++++ SUPPLIED DATA
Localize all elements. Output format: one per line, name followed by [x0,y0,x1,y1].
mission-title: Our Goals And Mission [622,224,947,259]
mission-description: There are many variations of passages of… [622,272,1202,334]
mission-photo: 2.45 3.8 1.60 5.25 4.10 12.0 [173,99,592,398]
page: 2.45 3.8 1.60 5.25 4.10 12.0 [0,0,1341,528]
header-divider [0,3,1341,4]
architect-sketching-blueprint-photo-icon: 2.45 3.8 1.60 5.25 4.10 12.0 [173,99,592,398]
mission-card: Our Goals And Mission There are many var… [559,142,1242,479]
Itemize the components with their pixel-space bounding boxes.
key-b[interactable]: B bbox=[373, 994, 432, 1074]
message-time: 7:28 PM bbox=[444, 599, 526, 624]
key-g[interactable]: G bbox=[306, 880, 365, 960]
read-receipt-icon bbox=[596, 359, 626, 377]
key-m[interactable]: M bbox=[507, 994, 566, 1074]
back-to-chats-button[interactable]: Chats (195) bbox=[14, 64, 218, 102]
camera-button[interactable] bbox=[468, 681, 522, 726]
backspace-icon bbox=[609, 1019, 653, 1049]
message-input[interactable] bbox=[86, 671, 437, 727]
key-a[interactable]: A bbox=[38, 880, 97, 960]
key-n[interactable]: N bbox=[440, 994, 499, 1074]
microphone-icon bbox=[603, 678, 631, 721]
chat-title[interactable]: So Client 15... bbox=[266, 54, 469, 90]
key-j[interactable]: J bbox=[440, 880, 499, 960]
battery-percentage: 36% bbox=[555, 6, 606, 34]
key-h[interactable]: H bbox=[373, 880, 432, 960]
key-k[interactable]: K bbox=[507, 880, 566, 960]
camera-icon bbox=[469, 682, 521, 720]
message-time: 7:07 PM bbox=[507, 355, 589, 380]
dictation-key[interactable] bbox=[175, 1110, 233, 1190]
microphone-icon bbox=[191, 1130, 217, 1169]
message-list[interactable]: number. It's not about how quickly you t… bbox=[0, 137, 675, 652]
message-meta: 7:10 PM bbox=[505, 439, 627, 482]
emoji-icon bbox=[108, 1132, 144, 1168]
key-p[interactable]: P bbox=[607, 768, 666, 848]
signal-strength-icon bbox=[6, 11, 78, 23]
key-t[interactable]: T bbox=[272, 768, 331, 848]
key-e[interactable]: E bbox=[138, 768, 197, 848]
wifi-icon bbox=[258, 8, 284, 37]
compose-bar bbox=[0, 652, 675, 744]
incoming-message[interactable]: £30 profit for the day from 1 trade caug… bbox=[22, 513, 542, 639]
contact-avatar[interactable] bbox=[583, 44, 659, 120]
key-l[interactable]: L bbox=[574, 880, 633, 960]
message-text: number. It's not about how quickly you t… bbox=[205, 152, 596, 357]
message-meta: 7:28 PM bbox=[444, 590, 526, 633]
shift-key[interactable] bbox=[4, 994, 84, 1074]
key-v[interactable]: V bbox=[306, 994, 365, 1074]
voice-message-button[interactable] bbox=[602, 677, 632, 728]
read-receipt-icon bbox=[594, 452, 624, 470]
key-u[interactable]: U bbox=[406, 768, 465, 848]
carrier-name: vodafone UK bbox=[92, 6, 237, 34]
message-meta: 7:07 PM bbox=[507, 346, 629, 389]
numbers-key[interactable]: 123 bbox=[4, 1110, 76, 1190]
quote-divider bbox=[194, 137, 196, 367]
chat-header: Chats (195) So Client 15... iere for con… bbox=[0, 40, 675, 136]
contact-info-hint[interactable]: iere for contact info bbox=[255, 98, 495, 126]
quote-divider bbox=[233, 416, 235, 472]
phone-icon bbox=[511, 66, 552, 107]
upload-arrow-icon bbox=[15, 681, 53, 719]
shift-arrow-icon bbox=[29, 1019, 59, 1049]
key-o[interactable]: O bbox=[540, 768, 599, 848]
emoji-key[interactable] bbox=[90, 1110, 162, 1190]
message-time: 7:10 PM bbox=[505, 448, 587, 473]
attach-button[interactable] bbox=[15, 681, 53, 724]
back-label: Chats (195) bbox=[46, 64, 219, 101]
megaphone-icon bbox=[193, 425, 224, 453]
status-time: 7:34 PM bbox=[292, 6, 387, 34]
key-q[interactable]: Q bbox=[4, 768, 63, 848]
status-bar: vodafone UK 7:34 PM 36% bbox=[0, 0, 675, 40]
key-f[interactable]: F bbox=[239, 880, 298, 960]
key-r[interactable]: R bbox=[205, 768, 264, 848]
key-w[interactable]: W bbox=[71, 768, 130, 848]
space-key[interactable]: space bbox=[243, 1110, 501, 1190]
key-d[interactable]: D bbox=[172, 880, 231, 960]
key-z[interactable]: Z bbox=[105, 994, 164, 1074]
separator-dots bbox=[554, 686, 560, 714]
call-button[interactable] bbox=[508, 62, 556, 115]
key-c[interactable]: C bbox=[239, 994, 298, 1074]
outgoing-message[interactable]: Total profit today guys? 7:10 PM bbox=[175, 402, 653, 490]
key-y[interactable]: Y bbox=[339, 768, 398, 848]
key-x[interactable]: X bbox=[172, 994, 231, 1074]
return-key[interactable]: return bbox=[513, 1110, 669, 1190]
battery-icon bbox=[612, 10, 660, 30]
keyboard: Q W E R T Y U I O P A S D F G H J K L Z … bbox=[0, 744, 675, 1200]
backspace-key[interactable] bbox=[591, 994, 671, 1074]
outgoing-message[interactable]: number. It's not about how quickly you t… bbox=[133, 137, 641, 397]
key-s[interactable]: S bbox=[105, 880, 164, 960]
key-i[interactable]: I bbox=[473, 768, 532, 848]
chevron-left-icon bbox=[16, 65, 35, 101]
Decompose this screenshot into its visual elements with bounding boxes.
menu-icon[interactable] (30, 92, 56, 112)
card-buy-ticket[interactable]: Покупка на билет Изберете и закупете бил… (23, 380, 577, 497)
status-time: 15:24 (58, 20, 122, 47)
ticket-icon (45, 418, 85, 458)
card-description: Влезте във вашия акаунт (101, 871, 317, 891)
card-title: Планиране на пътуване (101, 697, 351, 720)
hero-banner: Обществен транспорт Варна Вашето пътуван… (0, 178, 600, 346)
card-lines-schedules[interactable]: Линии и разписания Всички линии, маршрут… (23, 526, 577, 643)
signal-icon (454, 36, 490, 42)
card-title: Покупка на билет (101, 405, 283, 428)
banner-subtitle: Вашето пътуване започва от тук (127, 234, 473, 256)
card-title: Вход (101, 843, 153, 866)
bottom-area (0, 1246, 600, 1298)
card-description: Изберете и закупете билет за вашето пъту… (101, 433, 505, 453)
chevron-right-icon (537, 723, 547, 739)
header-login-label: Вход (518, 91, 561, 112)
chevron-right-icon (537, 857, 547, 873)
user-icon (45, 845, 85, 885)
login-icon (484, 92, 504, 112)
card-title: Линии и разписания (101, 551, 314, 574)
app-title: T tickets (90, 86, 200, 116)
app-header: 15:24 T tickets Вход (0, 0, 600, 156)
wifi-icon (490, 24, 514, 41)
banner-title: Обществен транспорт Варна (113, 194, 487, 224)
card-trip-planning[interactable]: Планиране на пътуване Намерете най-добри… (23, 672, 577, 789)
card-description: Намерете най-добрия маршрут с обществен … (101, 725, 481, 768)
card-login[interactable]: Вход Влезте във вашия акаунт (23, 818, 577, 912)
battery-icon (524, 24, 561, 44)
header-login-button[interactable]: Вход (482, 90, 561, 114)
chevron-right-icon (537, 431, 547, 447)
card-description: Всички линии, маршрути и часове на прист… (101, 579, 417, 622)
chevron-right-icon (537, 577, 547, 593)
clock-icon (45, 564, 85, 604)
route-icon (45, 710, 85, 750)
++++++++
WHAT IS REQUIRED ▸
Put every line of the listing above into a numbered list, omitting the blank lines.

TASK SOLUTION ▸
1. Localize all elements. Output format: one per line, name followed by [x0,y0,x1,y1].
2. mission-title: Our Goals And Mission [622,224,947,259]
3. mission-description: There are many variations of passages of… [622,272,1202,334]
4. mission-photo: 2.45 3.8 1.60 5.25 4.10 12.0 [173,99,592,398]
5. page: 2.45 3.8 1.60 5.25 4.10 12.0 [0,0,1341,528]
6. header-divider [0,3,1341,4]
7. architect-sketching-blueprint-photo-icon: 2.45 3.8 1.60 5.25 4.10 12.0 [173,99,592,398]
8. mission-card: Our Goals And Mission There are many var… [559,142,1242,479]
9. Itemize the components with their pixel-space bounding boxes.
10. key-b[interactable]: B bbox=[373, 994, 432, 1074]
11. message-time: 7:28 PM bbox=[444, 599, 526, 624]
12. key-g[interactable]: G bbox=[306, 880, 365, 960]
13. read-receipt-icon bbox=[596, 359, 626, 377]
14. key-m[interactable]: M bbox=[507, 994, 566, 1074]
15. back-to-chats-button[interactable]: Chats (195) bbox=[14, 64, 218, 102]
16. camera-button[interactable] bbox=[468, 681, 522, 726]
17. backspace-icon bbox=[609, 1019, 653, 1049]
18. message-input[interactable] bbox=[86, 671, 437, 727]
19. key-a[interactable]: A bbox=[38, 880, 97, 960]
20. key-n[interactable]: N bbox=[440, 994, 499, 1074]
21. microphone-icon bbox=[603, 678, 631, 721]
22. chat-title[interactable]: So Client 15... bbox=[266, 54, 469, 90]
23. key-j[interactable]: J bbox=[440, 880, 499, 960]
24. battery-percentage: 36% bbox=[555, 6, 606, 34]
25. key-h[interactable]: H bbox=[373, 880, 432, 960]
26. key-k[interactable]: K bbox=[507, 880, 566, 960]
27. camera-icon bbox=[469, 682, 521, 720]
28. message-time: 7:07 PM bbox=[507, 355, 589, 380]
29. dictation-key[interactable] bbox=[175, 1110, 233, 1190]
30. microphone-icon bbox=[191, 1130, 217, 1169]
31. message-list[interactable]: number. It's not about how quickly you t… bbox=[0, 137, 675, 652]
32. message-meta: 7:10 PM bbox=[505, 439, 627, 482]
33. emoji-icon bbox=[108, 1132, 144, 1168]
34. key-p[interactable]: P bbox=[607, 768, 666, 848]
35. signal-strength-icon bbox=[6, 11, 78, 23]
36. key-t[interactable]: T bbox=[272, 768, 331, 848]
37. key-e[interactable]: E bbox=[138, 768, 197, 848]
38. wifi-icon bbox=[258, 8, 284, 37]
39. compose-bar bbox=[0, 652, 675, 744]
40. incoming-message[interactable]: £30 profit for the day from 1 trade caug… bbox=[22, 513, 542, 639]
41. contact-avatar[interactable] bbox=[583, 44, 659, 120]
42. key-l[interactable]: L bbox=[574, 880, 633, 960]
43. message-text: number. It's not about how quickly you t… bbox=[205, 152, 596, 357]
44. message-meta: 7:28 PM bbox=[444, 590, 526, 633]
45. shift-key[interactable] bbox=[4, 994, 84, 1074]
46. key-v[interactable]: V bbox=[306, 994, 365, 1074]
47. voice-message-button[interactable] bbox=[602, 677, 632, 728]
48. read-receipt-icon bbox=[594, 452, 624, 470]
49. key-u[interactable]: U bbox=[406, 768, 465, 848]
50. carrier-name: vodafone UK bbox=[92, 6, 237, 34]
51. message-meta: 7:07 PM bbox=[507, 346, 629, 389]
52. numbers-key[interactable]: 123 bbox=[4, 1110, 76, 1190]
53. quote-divider bbox=[194, 137, 196, 367]
54. chat-header: Chats (195) So Client 15... iere for con… bbox=[0, 40, 675, 136]
55. contact-info-hint[interactable]: iere for contact info bbox=[255, 98, 495, 126]
56. quote-divider bbox=[233, 416, 235, 472]
57. phone-icon bbox=[511, 66, 552, 107]
58. upload-arrow-icon bbox=[15, 681, 53, 719]
59. shift-arrow-icon bbox=[29, 1019, 59, 1049]
60. key-o[interactable]: O bbox=[540, 768, 599, 848]
61. emoji-key[interactable] bbox=[90, 1110, 162, 1190]
62. message-time: 7:10 PM bbox=[505, 448, 587, 473]
63. attach-button[interactable] bbox=[15, 681, 53, 724]
64. back-label: Chats (195) bbox=[46, 64, 219, 101]
65. megaphone-icon bbox=[193, 425, 224, 453]
66. status-time: 7:34 PM bbox=[292, 6, 387, 34]
67. key-q[interactable]: Q bbox=[4, 768, 63, 848]
68. status-bar: vodafone UK 7:34 PM 36% bbox=[0, 0, 675, 40]
69. key-f[interactable]: F bbox=[239, 880, 298, 960]
70. key-r[interactable]: R bbox=[205, 768, 264, 848]
71. key-w[interactable]: W bbox=[71, 768, 130, 848]
72. space-key[interactable]: space bbox=[243, 1110, 501, 1190]
73. key-d[interactable]: D bbox=[172, 880, 231, 960]
74. key-z[interactable]: Z bbox=[105, 994, 164, 1074]
75. separator-dots bbox=[554, 686, 560, 714]
76. call-button[interactable] bbox=[508, 62, 556, 115]
77. key-c[interactable]: C bbox=[239, 994, 298, 1074]
78. outgoing-message[interactable]: Total profit today guys? 7:10 PM bbox=[175, 402, 653, 490]
79. key-y[interactable]: Y bbox=[339, 768, 398, 848]
80. key-x[interactable]: X bbox=[172, 994, 231, 1074]
81. return-key[interactable]: return bbox=[513, 1110, 669, 1190]
82. battery-icon bbox=[612, 10, 660, 30]
83. keyboard: Q W E R T Y U I O P A S D F G H J K L Z … bbox=[0, 744, 675, 1200]
84. backspace-key[interactable] bbox=[591, 994, 671, 1074]
85. outgoing-message[interactable]: number. It's not about how quickly you t… bbox=[133, 137, 641, 397]
86. key-s[interactable]: S bbox=[105, 880, 164, 960]
87. key-i[interactable]: I bbox=[473, 768, 532, 848]
88. chevron-left-icon bbox=[16, 65, 35, 101]
89. Decompose this screenshot into its visual elements with bounding boxes.
90. menu-icon[interactable] (30, 92, 56, 112)
91. card-buy-ticket[interactable]: Покупка на билет Изберете и закупете бил… (23, 380, 577, 497)
92. status-time: 15:24 (58, 20, 122, 47)
93. ticket-icon (45, 418, 85, 458)
94. card-description: Влезте във вашия акаунт (101, 871, 317, 891)
95. card-title: Планиране на пътуване (101, 697, 351, 720)
96. hero-banner: Обществен транспорт Варна Вашето пътуван… (0, 178, 600, 346)
97. card-lines-schedules[interactable]: Линии и разписания Всички линии, маршрут… (23, 526, 577, 643)
98. signal-icon (454, 36, 490, 42)
99. card-title: Покупка на билет (101, 405, 283, 428)
100. banner-subtitle: Вашето пътуване започва от тук (127, 234, 473, 256)
101. card-title: Вход (101, 843, 153, 866)
102. bottom-area (0, 1246, 600, 1298)
103. card-description: Изберете и закупете билет за вашето пъту… (101, 433, 505, 453)
104. chevron-right-icon (537, 723, 547, 739)
105. header-login-label: Вход (518, 91, 561, 112)
106. chevron-right-icon (537, 857, 547, 873)
107. user-icon (45, 845, 85, 885)
108. login-icon (484, 92, 504, 112)
109. card-title: Линии и разписания (101, 551, 314, 574)
110. app-title: T tickets (90, 86, 200, 116)
111. app-header: 15:24 T tickets Вход (0, 0, 600, 156)
112. wifi-icon (490, 24, 514, 41)
113. banner-title: Обществен транспорт Варна (113, 194, 487, 224)
114. card-trip-planning[interactable]: Планиране на пътуване Намерете най-добри… (23, 672, 577, 789)
115. card-description: Намерете най-добрия маршрут с обществен … (101, 725, 481, 768)
116. card-login[interactable]: Вход Влезте във вашия акаунт (23, 818, 577, 912)
117. battery-icon (524, 24, 561, 44)
118. header-login-button[interactable]: Вход (482, 90, 561, 114)
119. chevron-right-icon (537, 431, 547, 447)
120. card-description: Всички линии, маршрути и часове на прист… (101, 579, 417, 622)
121. chevron-right-icon (537, 577, 547, 593)
122. clock-icon (45, 564, 85, 604)
123. route-icon (45, 710, 85, 750)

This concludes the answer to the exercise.